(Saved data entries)
====
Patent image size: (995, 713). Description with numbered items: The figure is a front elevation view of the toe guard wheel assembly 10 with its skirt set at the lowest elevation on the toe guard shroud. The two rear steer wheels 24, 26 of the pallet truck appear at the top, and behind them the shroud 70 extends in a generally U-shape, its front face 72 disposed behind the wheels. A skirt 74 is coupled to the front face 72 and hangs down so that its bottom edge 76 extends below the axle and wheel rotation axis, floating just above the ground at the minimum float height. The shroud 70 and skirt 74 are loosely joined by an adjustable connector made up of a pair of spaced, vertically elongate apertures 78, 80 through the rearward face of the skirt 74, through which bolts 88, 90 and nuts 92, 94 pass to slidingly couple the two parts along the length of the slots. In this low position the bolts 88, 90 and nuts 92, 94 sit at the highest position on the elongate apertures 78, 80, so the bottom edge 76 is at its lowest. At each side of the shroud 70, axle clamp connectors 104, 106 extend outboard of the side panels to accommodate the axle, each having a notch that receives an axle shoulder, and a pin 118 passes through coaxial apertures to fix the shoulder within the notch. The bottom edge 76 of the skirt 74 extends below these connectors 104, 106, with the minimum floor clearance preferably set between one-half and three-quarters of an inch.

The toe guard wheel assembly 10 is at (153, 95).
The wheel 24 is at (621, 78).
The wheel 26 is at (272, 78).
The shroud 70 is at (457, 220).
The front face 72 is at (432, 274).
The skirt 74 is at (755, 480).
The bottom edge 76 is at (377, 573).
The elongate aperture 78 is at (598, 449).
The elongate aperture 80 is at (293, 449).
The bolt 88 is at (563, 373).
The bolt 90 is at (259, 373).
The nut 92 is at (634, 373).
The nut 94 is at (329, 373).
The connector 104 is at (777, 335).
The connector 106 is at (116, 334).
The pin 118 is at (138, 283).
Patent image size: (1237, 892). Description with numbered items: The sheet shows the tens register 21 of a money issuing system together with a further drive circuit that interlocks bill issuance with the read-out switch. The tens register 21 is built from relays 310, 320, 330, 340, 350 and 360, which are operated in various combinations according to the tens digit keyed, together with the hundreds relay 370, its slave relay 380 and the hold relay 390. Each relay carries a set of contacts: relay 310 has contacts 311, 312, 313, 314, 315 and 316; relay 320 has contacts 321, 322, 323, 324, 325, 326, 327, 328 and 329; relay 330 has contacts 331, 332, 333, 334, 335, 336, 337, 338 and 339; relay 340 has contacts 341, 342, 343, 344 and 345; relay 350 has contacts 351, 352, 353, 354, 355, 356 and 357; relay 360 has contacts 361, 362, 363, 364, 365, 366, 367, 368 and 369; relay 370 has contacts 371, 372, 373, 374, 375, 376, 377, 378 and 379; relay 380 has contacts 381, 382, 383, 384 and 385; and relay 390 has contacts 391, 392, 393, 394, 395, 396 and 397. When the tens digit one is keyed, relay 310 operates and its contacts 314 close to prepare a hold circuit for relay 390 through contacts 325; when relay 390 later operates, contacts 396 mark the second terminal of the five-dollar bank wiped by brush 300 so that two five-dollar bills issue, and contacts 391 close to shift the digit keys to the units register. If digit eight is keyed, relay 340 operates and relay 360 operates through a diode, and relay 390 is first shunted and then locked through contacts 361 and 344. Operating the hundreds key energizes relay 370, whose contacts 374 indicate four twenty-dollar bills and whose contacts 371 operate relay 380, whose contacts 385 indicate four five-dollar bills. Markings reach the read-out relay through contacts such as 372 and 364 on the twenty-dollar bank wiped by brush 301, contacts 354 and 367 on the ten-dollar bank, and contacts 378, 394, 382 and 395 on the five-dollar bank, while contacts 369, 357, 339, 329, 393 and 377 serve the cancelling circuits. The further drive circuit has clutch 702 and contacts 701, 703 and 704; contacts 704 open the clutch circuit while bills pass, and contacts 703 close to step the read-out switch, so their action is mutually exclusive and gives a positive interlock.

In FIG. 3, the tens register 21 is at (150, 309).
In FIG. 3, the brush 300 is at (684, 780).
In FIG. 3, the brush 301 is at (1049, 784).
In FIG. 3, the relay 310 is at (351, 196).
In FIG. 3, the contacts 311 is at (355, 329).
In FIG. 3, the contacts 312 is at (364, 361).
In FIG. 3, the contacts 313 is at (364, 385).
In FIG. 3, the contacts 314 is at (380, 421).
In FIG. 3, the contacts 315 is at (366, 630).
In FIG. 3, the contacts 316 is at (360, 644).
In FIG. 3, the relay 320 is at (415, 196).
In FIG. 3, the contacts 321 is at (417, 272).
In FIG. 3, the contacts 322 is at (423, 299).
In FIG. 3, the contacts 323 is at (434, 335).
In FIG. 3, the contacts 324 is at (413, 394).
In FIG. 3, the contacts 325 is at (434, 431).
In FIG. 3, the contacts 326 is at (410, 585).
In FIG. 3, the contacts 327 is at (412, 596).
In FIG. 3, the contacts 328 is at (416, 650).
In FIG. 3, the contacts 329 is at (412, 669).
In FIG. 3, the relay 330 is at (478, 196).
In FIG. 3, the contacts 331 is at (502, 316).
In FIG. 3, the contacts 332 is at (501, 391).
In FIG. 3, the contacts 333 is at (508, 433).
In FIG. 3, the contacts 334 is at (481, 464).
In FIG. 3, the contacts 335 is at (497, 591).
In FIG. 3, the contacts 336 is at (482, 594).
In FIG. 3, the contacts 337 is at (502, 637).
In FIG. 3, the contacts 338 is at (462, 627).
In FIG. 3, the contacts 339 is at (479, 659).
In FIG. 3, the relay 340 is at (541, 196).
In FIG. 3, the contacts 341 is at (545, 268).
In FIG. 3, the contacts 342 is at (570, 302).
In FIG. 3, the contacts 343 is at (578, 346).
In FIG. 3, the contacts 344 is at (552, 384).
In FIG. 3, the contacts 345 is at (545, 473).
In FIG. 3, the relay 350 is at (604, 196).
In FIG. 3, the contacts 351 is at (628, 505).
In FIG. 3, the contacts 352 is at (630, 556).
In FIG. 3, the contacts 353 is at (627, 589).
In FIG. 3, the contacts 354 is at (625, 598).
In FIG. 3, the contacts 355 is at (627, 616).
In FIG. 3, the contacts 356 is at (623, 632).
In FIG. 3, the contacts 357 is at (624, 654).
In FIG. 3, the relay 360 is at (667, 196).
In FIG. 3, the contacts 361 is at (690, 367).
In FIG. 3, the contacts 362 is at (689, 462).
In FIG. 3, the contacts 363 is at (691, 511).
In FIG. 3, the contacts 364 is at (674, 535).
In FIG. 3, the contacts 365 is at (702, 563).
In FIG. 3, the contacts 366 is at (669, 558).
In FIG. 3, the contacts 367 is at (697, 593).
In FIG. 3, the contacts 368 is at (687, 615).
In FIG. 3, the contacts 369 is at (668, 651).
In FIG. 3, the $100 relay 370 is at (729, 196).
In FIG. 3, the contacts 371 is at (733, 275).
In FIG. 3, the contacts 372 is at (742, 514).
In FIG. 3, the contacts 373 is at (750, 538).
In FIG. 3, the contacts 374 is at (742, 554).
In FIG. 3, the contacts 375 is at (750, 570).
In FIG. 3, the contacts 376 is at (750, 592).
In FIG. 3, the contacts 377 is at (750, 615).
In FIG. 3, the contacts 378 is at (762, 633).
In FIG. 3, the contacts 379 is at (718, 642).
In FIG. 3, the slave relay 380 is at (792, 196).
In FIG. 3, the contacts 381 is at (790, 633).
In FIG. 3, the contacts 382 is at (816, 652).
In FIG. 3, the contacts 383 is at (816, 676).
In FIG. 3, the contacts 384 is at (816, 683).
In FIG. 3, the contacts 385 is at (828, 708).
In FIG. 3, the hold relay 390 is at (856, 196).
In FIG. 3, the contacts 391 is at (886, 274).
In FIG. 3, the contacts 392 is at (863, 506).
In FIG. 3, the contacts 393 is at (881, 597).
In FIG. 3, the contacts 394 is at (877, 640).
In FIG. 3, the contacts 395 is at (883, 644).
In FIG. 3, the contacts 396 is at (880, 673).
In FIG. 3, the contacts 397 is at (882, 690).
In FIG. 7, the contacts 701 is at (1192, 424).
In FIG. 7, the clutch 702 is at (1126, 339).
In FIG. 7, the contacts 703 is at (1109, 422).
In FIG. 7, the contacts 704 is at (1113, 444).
====
Give everything from the first line down to the line containing "The elongate aperture 78 is at (598, 449).", both included, as a numbered list, leaving out blank lines.

## Completed exercise
1. Patent image size: (995, 713). Description with numbered items: The figure is a front elevation view of the toe guard wheel assembly 10 with its skirt set at the lowest elevation on the toe guard shroud. The two rear steer wheels 24, 26 of the pallet truck appear at the top, and behind them the shroud 70 extends in a generally U-shape, its front face 72 disposed behind the wheels. A skirt 74 is coupled to the front face 72 and hangs down so that its bottom edge 76 extends below the axle and wheel rotation axis, floating just above the ground at the minimum float height. The shroud 70 and skirt 74 are loosely joined by an adjustable connector made up of a pair of spaced, vertically elongate apertures 78, 80 through the rearward face of the skirt 74, through which bolts 88, 90 and nuts 92, 94 pass to slidingly couple the two parts along the length of the slots. In this low position the bolts 88, 90 and nuts 92, 94 sit at the highest position on the elongate apertures 78, 80, so the bottom edge 76 is at its lowest. At each side of the shroud 70, axle clamp connectors 104, 106 extend outboard of the side panels to accommodate the axle, each having a notch that receives an axle shoulder, and a pin 118 passes through coaxial apertures to fix the shoulder within the notch. The bottom edge 76 of the skirt 74 extends below these connectors 104, 106, with the minimum floor clearance preferably set between one-half and three-quarters of an inch.
2. The toe guard wheel assembly 10 is at (153, 95).
3. The wheel 24 is at (621, 78).
4. The wheel 26 is at (272, 78).
5. The shroud 70 is at (457, 220).
6. The front face 72 is at (432, 274).
7. The skirt 74 is at (755, 480).
8. The bottom edge 76 is at (377, 573).
9. The elongate aperture 78 is at (598, 449).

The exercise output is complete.